--- Task input ---
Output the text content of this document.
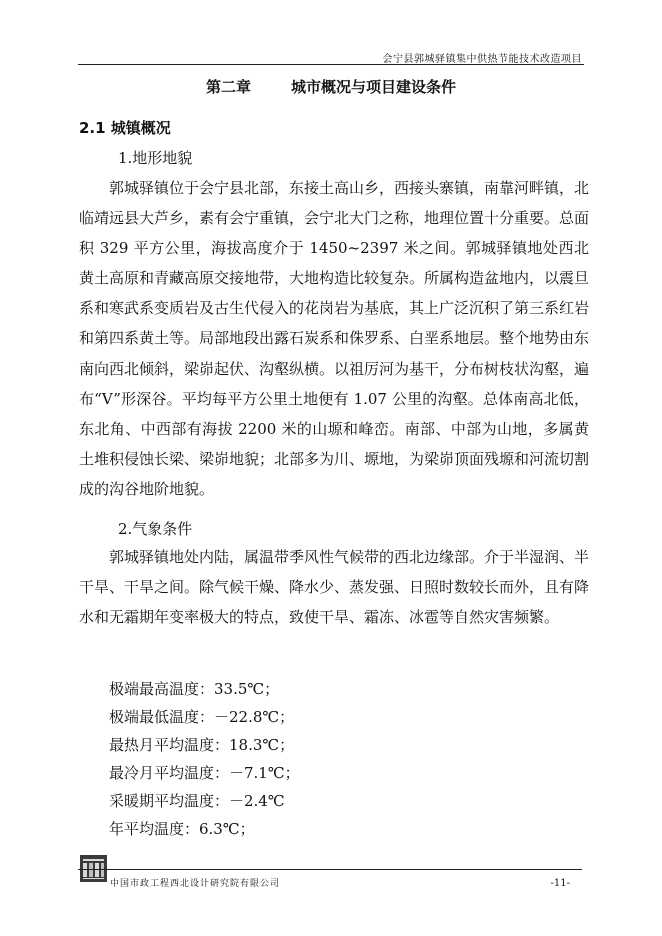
会宁县郭城驿镇集中供热节能技术改造项目
第二章	城市概况与项目建设条件
2.1 城镇概况
1.地形地貌

郭城驿镇位于会宁县北部，东接土高山乡，西接头寨镇，南靠河畔镇，北临靖远县大芦乡，素有会宁重镇，会宁北大门之称，地理位置十分重要。总面积 329 平方公里，海拔高度介于 1450~2397 米之间。郭城驿镇地处西北黄土高原和青藏高原交接地带，大地构造比较复杂。所属构造盆地内，以震旦系和寒武系变质岩及古生代侵入的花岗岩为基底，其上广泛沉积了第三系红岩和第四系黄土等。局部地段出露石炭系和侏罗系、白垩系地层。整个地势由东南向西北倾斜，梁峁起伏、沟壑纵横。以祖厉河为基干，分布树枝状沟壑，遍布“V”形深谷。平均每平方公里土地便有 1.07 公里的沟壑。总体南高北低，东北角、中西部有海拔 2200 米的山塬和峰峦。南部、中部为山地，多属黄土堆积侵蚀长梁、梁峁地貌；北部多为川、塬地，为梁峁顶面残塬和河流切割成的沟谷地阶地貌。

2.气象条件

郭城驿镇地处内陆，属温带季风性气候带的西北边缘部。介于半湿润、半干旱、干旱之间。除气候干燥、降水少、蒸发强、日照时数较长而外，且有降水和无霜期年变率极大的特点，致使干旱、霜冻、冰雹等自然灾害频繁。

极端最高温度：33.5℃；
极端最低温度：－22.8℃；
最热月平均温度：18.3℃；
最冷月平均温度：－7.1℃；
采暖期平均温度：－2.4℃
年平均温度：6.3℃；
中国市政工程西北设计研究院有限公司	-11-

--- Exercise aim ---
Leave out the pictures and restate everything else word for word.

--- Solution to the problem ---
Output the text content of this document.
会宁县郭城驿镇集中供热节能技术改造项目
第二章	城市概况与项目建设条件
2.1 城镇概况
1.地形地貌

郭城驿镇位于会宁县北部，东接土高山乡，西接头寨镇，南靠河畔镇，北临靖远县大芦乡，素有会宁重镇，会宁北大门之称，地理位置十分重要。总面积 329 平方公里，海拔高度介于 1450~2397 米之间。郭城驿镇地处西北黄土高原和青藏高原交接地带，大地构造比较复杂。所属构造盆地内，以震旦系和寒武系变质岩及古生代侵入的花岗岩为基底，其上广泛沉积了第三系红岩和第四系黄土等。局部地段出露石炭系和侏罗系、白垩系地层。整个地势由东南向西北倾斜，梁峁起伏、沟壑纵横。以祖厉河为基干，分布树枝状沟壑，遍布“V”形深谷。平均每平方公里土地便有 1.07 公里的沟壑。总体南高北低，东北角、中西部有海拔 2200 米的山塬和峰峦。南部、中部为山地，多属黄土堆积侵蚀长梁、梁峁地貌；北部多为川、塬地，为梁峁顶面残塬和河流切割成的沟谷地阶地貌。

2.气象条件

郭城驿镇地处内陆，属温带季风性气候带的西北边缘部。介于半湿润、半干旱、干旱之间。除气候干燥、降水少、蒸发强、日照时数较长而外，且有降水和无霜期年变率极大的特点，致使干旱、霜冻、冰雹等自然灾害频繁。

极端最高温度：33.5℃；
极端最低温度：－22.8℃；
最热月平均温度：18.3℃；
最冷月平均温度：－7.1℃；
采暖期平均温度：－2.4℃
年平均温度：6.3℃；
中国市政工程西北设计研究院有限公司	-11-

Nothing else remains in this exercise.